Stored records
>> BEGIN
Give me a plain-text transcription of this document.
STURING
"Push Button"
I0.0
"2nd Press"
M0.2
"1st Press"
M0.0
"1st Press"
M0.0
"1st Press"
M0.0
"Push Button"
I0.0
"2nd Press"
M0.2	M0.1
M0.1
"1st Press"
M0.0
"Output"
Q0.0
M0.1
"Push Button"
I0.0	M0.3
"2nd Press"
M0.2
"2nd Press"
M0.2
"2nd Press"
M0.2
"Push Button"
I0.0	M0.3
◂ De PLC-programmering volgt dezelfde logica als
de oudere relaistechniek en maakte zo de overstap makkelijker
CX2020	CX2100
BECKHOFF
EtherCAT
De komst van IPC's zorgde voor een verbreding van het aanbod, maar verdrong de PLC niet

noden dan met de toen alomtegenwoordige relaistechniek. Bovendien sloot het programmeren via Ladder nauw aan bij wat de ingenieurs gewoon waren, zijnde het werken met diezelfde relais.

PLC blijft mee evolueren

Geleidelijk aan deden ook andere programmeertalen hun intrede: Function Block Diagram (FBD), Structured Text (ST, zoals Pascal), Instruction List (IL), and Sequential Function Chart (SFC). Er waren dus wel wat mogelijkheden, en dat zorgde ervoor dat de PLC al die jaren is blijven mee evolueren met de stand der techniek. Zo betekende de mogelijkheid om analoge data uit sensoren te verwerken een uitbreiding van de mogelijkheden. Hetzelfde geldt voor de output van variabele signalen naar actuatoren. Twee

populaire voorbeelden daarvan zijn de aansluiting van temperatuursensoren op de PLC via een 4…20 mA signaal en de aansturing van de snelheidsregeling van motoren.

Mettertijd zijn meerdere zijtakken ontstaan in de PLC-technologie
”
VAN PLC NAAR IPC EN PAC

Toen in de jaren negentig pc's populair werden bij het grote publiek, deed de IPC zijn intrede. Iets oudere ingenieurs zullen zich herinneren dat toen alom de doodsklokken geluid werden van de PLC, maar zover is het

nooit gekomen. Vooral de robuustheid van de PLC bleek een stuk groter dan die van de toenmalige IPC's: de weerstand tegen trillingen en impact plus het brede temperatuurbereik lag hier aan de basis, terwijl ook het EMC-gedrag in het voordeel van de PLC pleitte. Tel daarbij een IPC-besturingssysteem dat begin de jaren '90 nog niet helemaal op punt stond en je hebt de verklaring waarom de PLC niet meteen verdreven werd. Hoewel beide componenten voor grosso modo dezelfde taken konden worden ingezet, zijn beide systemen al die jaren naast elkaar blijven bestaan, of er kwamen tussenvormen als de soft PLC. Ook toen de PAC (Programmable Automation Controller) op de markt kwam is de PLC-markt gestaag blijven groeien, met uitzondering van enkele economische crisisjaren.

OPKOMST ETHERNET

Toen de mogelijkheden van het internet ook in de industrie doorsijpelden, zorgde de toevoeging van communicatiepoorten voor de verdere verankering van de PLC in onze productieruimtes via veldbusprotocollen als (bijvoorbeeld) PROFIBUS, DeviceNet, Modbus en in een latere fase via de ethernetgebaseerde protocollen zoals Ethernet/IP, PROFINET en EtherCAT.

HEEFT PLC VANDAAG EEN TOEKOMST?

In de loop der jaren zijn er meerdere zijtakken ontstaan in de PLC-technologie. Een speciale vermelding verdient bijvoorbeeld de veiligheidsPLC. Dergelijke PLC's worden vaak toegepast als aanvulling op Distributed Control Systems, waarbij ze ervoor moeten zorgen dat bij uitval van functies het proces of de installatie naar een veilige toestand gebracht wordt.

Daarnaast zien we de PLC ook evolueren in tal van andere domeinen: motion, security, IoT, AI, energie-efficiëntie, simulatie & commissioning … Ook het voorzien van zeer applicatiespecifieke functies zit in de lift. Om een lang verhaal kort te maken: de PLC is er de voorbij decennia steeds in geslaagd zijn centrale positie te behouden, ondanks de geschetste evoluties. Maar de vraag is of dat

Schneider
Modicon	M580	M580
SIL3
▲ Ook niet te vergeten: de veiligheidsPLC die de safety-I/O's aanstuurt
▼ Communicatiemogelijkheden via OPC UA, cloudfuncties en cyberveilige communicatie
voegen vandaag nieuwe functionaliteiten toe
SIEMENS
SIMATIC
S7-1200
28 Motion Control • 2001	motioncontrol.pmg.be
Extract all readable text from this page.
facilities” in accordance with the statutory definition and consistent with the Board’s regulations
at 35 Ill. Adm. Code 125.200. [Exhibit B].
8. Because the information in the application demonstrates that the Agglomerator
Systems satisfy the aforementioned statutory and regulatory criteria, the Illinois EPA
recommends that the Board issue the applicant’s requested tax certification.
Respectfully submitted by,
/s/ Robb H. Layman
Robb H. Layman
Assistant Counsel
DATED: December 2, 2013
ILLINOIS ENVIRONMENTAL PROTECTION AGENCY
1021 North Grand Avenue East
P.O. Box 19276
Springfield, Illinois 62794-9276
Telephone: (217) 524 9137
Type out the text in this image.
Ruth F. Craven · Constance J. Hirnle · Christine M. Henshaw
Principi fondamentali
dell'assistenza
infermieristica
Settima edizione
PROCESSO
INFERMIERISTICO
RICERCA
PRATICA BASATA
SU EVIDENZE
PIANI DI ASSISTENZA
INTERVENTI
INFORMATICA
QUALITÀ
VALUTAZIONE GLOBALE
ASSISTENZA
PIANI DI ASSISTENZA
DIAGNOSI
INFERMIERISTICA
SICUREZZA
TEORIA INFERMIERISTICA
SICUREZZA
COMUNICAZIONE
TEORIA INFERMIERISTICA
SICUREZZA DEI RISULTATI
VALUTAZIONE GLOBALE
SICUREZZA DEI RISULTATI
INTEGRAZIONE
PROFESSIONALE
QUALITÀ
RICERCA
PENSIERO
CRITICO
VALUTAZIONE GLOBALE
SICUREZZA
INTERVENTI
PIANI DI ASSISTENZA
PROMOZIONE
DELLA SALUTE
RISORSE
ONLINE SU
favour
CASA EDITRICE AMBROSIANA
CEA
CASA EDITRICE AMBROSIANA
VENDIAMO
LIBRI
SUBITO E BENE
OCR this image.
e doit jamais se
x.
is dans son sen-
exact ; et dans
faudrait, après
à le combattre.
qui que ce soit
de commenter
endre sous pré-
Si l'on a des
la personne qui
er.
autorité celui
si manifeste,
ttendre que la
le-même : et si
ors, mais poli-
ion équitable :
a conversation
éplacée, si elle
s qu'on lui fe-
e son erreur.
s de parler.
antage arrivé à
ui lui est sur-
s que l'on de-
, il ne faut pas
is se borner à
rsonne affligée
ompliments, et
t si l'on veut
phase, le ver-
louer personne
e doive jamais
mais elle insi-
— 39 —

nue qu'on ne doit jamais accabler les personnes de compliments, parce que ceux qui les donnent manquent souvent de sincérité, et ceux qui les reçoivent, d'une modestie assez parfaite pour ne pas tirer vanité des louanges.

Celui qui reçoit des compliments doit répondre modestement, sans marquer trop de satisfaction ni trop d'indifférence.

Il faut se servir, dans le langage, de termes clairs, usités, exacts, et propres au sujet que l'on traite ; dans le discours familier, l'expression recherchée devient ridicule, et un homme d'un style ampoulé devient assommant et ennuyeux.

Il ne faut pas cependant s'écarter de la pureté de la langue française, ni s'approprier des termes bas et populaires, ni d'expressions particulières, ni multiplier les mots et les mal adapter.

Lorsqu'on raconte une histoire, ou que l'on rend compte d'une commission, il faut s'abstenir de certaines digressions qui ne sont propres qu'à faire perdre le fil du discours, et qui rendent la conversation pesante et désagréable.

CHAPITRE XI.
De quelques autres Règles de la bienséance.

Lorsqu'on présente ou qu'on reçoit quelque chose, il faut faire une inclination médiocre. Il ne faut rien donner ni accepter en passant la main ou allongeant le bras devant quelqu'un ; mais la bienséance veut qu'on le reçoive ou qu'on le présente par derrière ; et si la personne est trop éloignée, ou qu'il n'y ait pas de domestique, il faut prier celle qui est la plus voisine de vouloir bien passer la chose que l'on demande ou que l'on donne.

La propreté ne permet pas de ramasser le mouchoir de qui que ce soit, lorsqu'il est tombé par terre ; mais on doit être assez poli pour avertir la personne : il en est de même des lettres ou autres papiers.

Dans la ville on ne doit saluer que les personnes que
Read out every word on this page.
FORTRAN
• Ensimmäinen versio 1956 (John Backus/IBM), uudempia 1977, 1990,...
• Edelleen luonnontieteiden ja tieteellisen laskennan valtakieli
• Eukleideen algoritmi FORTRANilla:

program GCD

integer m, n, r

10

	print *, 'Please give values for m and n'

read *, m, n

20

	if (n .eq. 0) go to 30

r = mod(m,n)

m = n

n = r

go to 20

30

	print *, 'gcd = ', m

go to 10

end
>> END
Repeat exactly the lines above, starting with the line that contains "Read out every word on this page." and ending with the last line, both included, and nothing else.

Written reply:
Read out every word on this page.
FORTRAN
• Ensimmäinen versio 1956 (John Backus/IBM), uudempia 1977, 1990,...
• Edelleen luonnontieteiden ja tieteellisen laskennan valtakieli
• Eukleideen algoritmi FORTRANilla:

program GCD

integer m, n, r

10

	print *, 'Please give values for m and n'

read *, m, n

20

	if (n .eq. 0) go to 30

r = mod(m,n)

m = n

n = r

go to 20

30

	print *, 'gcd = ', m

go to 10

end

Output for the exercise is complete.